# EXERCISE:
Find every line with the string "name" in it, count them, and reply with that count only.

(Dataset records on visual material)
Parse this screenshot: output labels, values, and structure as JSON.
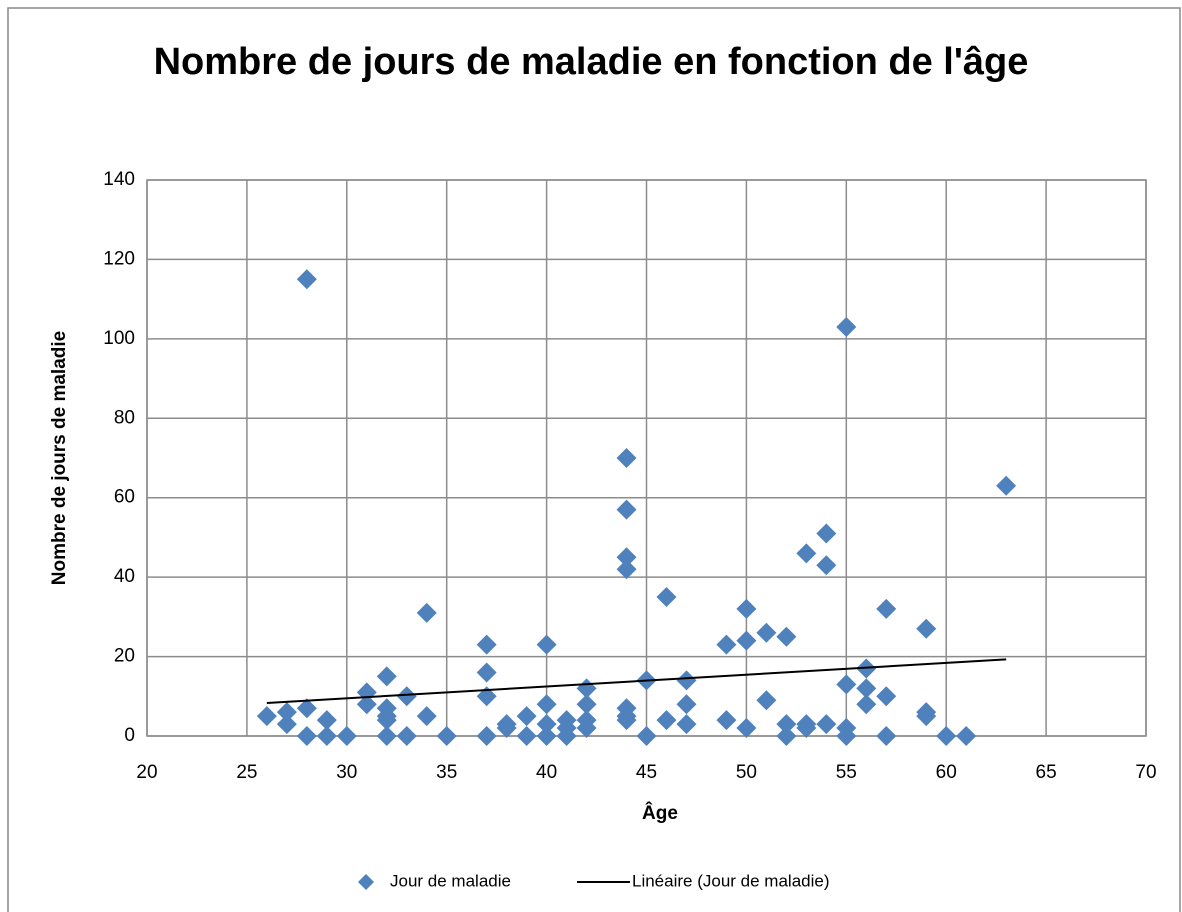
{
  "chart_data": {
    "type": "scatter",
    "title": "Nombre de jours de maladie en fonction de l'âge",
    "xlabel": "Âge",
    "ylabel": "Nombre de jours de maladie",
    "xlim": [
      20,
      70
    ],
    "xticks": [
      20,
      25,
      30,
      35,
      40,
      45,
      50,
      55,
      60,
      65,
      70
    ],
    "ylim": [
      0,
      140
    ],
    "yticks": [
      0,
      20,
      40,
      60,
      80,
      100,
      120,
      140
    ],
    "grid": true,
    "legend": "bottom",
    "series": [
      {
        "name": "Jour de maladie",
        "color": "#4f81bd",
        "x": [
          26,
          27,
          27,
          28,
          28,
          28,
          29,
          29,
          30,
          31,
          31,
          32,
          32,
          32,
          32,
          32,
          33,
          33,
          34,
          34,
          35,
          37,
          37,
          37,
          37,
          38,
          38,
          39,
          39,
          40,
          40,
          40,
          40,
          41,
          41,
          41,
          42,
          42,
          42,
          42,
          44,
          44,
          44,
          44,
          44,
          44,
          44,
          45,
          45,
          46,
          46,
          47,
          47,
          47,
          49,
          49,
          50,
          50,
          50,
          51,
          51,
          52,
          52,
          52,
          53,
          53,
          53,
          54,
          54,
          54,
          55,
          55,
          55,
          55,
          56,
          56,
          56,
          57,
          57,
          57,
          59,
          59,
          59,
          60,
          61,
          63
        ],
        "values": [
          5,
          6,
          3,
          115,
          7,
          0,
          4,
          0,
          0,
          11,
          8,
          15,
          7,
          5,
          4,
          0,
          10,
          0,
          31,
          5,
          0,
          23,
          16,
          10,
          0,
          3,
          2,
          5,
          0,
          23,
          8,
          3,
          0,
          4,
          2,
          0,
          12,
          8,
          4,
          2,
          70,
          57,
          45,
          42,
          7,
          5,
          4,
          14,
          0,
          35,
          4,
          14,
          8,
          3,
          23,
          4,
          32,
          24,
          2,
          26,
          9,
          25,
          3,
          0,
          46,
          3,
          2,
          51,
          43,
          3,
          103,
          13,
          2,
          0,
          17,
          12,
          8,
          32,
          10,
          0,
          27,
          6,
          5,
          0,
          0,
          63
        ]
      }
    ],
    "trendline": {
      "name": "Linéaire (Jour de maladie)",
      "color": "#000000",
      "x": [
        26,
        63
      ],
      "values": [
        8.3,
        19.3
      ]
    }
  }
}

# ANSWER TO THIS PROBLEM:
2